Data excerpts:
______________________________
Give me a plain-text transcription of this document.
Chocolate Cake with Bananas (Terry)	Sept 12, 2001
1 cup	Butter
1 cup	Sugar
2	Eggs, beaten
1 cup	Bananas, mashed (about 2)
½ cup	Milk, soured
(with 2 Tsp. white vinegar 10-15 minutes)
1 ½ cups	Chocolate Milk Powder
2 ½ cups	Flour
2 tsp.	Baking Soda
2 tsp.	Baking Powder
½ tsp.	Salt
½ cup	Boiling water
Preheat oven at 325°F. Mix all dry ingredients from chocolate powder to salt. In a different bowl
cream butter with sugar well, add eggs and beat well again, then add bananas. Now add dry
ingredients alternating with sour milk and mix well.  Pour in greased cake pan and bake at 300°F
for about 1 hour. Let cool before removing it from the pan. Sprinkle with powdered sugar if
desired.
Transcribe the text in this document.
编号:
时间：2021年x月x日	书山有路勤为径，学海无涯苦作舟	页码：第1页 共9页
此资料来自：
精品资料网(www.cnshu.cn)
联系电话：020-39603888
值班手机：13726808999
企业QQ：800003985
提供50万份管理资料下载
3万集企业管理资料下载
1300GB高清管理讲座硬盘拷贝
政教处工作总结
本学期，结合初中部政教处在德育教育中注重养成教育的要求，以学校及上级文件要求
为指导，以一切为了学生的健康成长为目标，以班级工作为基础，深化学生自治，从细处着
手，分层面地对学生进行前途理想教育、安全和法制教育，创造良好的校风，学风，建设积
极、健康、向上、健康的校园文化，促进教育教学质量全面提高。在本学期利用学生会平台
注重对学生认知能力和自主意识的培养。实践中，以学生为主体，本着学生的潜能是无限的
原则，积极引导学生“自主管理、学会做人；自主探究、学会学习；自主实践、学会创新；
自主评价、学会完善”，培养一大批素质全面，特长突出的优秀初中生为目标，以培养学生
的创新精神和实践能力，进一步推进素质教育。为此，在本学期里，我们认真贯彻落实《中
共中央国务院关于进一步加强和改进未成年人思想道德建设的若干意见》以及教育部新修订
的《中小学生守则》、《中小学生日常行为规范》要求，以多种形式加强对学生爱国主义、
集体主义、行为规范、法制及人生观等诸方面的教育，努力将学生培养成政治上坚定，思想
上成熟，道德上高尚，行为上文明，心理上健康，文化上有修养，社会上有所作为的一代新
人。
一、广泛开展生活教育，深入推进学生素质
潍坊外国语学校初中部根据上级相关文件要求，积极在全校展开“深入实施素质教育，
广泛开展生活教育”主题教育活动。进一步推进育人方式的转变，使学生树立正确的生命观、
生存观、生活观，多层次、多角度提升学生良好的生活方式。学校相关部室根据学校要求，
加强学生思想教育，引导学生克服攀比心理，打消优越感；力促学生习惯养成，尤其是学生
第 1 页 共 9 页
______________________________
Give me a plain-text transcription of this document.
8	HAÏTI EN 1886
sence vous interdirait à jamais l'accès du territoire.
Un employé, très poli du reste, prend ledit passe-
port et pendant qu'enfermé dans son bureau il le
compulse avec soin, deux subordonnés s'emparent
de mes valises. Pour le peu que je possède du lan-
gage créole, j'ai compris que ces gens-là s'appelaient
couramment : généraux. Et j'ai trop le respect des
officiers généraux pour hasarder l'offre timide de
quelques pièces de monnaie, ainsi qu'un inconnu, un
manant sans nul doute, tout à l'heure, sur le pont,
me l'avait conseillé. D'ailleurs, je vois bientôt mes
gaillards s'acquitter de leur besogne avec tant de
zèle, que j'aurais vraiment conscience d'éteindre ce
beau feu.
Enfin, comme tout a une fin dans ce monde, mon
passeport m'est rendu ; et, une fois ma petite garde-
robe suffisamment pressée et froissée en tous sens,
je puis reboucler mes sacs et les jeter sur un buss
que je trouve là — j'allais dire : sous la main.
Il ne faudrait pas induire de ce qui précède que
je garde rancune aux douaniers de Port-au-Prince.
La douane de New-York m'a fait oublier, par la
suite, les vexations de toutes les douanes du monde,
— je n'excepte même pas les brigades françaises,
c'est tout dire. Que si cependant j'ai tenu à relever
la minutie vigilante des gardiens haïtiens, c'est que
______________________________
> [INSTRUCTIONS FOR THE TASK]
Which lines of the data include "well"? Copy each of them.

> [RESPONSE BELOW]
cream butter with sugar well, add eggs and beat well again, then add bananas. Now add dry
ingredients alternating with sour milk and mix well.  Pour in greased cake pan and bake at 300°F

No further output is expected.